Stated goal: For the copy, please give all of the data again exactly and leave the pictures out.

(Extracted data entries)
━━━━━━━━━━━━━━━━━━━━
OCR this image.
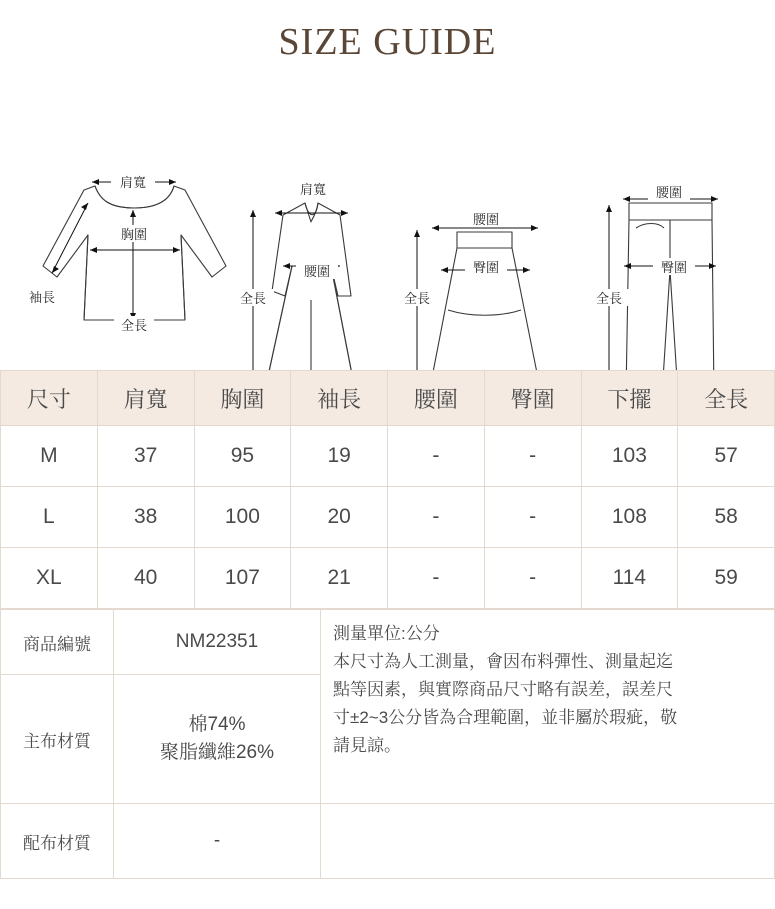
SIZE GUIDE
肩寬
胸圍
全長
袖長
肩寬
腰圍
全長
腰圍
臀圍
全長
腰圍
臀圍
全長
尺寸	肩寬	胸圍	袖長	腰圍	臀圍	下擺	全長
M	37	95	19	-	-	103	57
L	38	100	20	-	-	108	58
XL	40	107	21	-	-	114	59
商品編號	NM22351	測量單位:公分
本尺寸為人工測量，會因布料彈性、測量起迄
點等因素，與實際商品尺寸略有誤差，誤差尺
寸±2~3公分皆為合理範圍，並非屬於瑕疵，敬
請見諒。

主布材質	棉74%
聚脂纖維26%	

配布材質	-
━━━━━━━━━━━━━━━━━━━━
Complete answer:
OCR this image.
SIZE GUIDE
肩寬
胸圍
全長
袖長
肩寬
腰圍
全長
腰圍
臀圍
全長
腰圍
臀圍
全長
尺寸	肩寬	胸圍	袖長	腰圍	臀圍	下擺	全長
M	37	95	19	-	-	103	57
L	38	100	20	-	-	108	58
XL	40	107	21	-	-	114	59
商品編號	NM22351	測量單位:公分
本尺寸為人工測量，會因布料彈性、測量起迄
點等因素，與實際商品尺寸略有誤差，誤差尺
寸±2~3公分皆為合理範圍，並非屬於瑕疵，敬
請見諒。

主布材質	棉74%
聚脂纖維26%	

配布材質	-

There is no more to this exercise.